*The request*. Select the lines that hold the word "heading" and copy each one.

*Task material*.
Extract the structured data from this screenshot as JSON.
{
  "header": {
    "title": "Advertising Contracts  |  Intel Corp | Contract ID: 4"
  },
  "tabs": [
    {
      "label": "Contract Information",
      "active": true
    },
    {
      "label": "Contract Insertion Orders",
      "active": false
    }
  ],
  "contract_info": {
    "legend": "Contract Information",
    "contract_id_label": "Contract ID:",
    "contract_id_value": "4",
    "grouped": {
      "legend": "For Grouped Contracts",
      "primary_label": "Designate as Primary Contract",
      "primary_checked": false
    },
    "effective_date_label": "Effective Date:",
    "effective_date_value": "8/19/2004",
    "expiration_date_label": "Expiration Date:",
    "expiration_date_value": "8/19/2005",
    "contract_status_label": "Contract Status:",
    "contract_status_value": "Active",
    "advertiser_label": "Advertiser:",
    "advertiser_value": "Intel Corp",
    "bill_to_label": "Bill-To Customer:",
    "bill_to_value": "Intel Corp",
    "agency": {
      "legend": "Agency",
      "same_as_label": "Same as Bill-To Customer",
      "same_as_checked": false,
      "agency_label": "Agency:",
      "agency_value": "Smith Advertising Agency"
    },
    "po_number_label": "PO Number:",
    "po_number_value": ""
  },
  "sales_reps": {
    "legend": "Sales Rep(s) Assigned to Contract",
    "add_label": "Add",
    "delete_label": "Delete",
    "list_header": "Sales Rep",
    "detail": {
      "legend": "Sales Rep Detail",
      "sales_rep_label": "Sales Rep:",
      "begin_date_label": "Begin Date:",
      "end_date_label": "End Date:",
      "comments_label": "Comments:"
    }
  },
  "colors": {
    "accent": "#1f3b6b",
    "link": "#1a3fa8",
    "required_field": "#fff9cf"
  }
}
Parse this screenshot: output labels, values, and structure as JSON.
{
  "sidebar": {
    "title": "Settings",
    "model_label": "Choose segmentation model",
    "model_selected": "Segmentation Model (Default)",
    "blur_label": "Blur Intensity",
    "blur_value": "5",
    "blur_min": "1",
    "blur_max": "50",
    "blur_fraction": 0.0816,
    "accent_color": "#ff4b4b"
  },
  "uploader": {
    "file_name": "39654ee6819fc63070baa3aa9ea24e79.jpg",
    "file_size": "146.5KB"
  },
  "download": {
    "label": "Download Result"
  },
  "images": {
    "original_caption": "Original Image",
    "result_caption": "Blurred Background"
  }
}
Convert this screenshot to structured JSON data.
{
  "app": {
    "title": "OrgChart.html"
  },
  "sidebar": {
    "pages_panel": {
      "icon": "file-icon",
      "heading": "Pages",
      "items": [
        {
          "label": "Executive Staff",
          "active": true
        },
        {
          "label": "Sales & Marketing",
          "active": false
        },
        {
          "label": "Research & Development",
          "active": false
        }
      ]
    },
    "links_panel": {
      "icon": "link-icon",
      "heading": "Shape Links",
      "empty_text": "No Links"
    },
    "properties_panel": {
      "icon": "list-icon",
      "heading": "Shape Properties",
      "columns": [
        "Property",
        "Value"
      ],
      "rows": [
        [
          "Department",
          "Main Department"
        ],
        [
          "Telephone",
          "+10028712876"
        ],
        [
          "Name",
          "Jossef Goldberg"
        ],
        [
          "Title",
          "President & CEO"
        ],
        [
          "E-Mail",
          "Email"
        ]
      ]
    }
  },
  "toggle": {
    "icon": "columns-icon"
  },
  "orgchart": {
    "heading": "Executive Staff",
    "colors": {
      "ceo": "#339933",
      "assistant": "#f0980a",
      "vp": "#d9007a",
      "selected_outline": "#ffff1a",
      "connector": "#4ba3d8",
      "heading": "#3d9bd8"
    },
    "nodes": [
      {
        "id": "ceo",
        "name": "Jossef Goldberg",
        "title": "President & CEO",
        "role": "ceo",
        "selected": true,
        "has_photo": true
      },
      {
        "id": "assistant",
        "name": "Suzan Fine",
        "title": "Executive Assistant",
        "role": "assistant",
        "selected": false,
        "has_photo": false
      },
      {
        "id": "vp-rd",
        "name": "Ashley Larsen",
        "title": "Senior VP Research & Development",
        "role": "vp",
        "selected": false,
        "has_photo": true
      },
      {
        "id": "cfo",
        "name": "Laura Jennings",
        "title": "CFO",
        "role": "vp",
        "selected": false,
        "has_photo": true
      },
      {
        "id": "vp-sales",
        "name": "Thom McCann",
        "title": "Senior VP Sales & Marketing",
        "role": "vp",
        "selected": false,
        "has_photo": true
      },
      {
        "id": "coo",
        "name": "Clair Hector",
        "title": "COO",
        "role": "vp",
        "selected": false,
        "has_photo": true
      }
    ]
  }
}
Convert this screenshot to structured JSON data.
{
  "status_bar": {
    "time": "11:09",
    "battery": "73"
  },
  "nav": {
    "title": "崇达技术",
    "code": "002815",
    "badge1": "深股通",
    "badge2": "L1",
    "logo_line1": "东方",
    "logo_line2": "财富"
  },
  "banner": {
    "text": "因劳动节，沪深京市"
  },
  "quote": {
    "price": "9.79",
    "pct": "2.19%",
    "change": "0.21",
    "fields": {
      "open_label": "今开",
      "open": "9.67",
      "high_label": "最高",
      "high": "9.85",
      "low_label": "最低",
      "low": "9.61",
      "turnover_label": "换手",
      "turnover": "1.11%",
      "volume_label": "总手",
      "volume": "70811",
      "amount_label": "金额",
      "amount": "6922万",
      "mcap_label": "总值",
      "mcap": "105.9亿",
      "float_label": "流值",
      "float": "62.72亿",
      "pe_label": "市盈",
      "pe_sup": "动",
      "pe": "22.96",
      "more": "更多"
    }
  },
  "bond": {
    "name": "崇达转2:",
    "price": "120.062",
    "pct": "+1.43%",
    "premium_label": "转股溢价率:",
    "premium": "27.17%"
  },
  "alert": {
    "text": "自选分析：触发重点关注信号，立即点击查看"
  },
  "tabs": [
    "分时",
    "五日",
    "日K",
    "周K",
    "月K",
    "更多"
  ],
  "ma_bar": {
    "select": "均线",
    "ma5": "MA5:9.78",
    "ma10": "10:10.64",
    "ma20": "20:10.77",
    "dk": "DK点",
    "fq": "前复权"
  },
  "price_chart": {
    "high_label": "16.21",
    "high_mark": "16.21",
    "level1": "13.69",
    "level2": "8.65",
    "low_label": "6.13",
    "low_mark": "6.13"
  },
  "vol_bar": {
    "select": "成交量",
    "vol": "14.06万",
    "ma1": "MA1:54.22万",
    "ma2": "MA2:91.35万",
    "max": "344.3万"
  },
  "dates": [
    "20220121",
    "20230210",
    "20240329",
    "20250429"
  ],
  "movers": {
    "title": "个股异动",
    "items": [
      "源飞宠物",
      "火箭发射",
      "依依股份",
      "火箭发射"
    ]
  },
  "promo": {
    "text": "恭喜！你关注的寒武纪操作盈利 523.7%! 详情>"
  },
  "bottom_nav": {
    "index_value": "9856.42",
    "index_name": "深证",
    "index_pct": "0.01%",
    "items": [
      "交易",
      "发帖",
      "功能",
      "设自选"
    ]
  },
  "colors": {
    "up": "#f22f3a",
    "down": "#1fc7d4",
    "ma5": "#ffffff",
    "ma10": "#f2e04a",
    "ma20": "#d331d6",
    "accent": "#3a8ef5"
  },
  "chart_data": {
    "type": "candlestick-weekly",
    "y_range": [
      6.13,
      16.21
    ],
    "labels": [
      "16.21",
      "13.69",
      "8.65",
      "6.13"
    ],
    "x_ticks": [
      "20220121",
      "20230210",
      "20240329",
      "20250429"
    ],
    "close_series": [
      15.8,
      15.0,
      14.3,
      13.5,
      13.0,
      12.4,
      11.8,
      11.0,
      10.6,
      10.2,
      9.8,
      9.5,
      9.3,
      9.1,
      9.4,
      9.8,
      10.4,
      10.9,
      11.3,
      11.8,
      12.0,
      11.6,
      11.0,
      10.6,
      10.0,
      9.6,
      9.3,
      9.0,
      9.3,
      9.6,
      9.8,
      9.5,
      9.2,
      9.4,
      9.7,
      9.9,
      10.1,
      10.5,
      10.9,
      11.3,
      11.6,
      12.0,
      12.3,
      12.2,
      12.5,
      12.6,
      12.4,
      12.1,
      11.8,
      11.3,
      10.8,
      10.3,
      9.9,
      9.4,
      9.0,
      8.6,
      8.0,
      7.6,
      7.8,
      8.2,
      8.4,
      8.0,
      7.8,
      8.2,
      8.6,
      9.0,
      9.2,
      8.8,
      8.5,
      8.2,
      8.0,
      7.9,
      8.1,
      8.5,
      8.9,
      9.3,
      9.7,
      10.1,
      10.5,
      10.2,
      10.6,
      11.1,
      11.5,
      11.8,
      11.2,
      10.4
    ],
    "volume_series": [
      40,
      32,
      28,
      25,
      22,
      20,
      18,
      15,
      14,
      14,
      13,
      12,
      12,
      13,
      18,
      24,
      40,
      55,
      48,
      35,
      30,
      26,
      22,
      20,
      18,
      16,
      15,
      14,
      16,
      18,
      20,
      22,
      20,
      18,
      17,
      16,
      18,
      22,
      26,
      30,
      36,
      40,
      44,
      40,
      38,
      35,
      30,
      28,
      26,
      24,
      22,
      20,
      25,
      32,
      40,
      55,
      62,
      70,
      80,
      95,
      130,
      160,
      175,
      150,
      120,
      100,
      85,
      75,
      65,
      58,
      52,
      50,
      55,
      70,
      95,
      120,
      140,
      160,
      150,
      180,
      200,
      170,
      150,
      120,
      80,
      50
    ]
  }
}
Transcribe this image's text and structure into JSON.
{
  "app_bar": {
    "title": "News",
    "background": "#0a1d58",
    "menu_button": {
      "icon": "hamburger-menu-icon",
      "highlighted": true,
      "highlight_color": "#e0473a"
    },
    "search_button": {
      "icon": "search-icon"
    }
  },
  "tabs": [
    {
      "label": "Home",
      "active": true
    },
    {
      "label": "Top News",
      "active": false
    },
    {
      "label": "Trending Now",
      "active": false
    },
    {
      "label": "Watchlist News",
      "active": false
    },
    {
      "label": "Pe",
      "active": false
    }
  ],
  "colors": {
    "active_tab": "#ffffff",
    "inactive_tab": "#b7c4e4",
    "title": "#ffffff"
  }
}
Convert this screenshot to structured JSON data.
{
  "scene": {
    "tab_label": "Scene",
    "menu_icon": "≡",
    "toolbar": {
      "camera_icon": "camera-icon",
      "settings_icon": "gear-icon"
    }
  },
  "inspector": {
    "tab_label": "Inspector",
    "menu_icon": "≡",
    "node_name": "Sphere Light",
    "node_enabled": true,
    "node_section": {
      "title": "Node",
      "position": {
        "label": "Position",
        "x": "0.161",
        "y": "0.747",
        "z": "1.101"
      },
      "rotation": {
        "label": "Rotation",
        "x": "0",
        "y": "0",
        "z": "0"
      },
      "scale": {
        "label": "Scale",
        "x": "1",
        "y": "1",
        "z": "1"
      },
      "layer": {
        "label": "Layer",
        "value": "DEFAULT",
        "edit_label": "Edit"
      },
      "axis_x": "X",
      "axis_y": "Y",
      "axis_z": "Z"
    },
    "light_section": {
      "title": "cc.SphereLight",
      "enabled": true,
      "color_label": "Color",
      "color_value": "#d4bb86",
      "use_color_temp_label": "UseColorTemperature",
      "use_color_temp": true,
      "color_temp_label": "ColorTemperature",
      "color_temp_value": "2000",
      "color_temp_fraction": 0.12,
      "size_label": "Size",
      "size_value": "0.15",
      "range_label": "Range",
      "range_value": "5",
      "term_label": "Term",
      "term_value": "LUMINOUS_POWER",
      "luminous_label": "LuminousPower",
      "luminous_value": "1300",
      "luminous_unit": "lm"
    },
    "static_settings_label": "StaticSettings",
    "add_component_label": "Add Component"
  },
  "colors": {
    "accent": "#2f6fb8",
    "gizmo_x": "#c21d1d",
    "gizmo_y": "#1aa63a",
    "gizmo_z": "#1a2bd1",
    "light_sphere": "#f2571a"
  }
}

*Answer to this exercise*.
      "heading": "Pages",
      "heading": "Shape Links",
      "heading": "Shape Properties",
    "heading": "Executive Staff",
      "heading": "#3d9bd8"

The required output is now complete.